__Records__
-- Start --
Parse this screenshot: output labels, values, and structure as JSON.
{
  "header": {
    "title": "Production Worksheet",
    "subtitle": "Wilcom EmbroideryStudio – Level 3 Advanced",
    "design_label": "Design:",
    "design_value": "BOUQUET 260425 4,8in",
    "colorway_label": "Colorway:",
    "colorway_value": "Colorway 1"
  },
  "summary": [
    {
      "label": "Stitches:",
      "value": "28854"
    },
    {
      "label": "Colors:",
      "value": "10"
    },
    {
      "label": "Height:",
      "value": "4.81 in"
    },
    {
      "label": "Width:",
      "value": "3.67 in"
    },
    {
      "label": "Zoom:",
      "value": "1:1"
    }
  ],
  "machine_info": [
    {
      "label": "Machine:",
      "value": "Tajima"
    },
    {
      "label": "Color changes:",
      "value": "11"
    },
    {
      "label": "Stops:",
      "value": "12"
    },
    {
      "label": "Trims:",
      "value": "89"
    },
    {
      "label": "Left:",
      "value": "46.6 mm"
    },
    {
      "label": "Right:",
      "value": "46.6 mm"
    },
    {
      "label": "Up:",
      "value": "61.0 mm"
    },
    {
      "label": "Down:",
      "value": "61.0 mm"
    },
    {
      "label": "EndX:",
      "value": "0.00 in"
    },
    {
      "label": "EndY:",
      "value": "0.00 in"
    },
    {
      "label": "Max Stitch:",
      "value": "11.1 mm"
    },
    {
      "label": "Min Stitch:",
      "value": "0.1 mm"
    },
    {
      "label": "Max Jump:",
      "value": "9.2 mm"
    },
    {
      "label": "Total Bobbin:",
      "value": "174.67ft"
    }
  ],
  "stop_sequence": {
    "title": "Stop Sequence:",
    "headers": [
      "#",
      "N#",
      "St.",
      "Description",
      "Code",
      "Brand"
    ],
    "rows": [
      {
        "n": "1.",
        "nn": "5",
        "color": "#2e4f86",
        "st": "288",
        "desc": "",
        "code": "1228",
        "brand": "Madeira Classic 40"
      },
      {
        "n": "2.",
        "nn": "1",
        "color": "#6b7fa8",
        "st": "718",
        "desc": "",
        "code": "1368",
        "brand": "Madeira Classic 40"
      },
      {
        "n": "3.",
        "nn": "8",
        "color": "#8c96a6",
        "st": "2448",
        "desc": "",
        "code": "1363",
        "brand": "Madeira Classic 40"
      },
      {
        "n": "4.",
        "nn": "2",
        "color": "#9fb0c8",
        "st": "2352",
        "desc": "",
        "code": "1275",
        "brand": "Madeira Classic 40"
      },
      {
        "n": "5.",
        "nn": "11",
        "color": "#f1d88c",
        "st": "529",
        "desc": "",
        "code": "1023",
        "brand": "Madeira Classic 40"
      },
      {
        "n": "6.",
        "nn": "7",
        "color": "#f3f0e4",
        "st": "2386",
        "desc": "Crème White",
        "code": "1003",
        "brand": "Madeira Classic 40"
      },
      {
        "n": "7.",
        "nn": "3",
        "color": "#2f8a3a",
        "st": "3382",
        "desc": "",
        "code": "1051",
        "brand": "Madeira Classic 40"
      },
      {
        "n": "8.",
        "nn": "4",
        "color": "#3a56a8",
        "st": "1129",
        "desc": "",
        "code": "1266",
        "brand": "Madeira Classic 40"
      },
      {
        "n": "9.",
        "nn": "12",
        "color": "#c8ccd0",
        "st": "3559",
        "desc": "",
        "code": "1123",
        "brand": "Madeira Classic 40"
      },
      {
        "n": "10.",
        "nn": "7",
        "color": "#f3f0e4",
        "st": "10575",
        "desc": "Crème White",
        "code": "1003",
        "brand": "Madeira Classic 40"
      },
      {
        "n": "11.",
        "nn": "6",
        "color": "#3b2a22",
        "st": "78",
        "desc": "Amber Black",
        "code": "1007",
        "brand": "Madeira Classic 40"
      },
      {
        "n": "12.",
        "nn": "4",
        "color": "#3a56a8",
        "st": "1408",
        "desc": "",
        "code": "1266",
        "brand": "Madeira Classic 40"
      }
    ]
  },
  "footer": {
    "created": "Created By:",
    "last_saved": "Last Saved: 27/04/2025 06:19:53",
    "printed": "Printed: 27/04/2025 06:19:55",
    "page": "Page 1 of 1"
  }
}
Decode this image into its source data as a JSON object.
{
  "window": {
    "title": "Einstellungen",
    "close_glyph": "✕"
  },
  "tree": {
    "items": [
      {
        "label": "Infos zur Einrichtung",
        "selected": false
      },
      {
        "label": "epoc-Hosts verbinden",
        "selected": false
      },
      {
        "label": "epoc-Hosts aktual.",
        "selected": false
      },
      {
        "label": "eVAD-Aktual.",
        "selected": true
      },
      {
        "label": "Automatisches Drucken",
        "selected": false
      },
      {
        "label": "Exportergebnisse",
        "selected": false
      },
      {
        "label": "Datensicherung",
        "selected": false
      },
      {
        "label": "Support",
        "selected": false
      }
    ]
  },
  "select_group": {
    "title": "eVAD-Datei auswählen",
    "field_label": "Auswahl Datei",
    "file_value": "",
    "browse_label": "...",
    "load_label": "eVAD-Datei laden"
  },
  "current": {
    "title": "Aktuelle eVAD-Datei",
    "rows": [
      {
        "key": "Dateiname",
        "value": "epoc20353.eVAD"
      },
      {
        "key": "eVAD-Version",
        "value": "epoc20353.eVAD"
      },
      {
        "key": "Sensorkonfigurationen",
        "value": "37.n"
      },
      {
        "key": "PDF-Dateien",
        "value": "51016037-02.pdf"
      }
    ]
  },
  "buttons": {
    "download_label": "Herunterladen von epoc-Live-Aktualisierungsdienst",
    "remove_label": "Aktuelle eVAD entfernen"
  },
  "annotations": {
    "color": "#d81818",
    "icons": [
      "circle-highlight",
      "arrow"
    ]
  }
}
-- End --
__What the task asks__
Find every line in the records above that holds the word "Hosts", and copy each one.

__Answer to the exercise__
        "label": "epoc-Hosts verbinden",
        "label": "epoc-Hosts aktual.",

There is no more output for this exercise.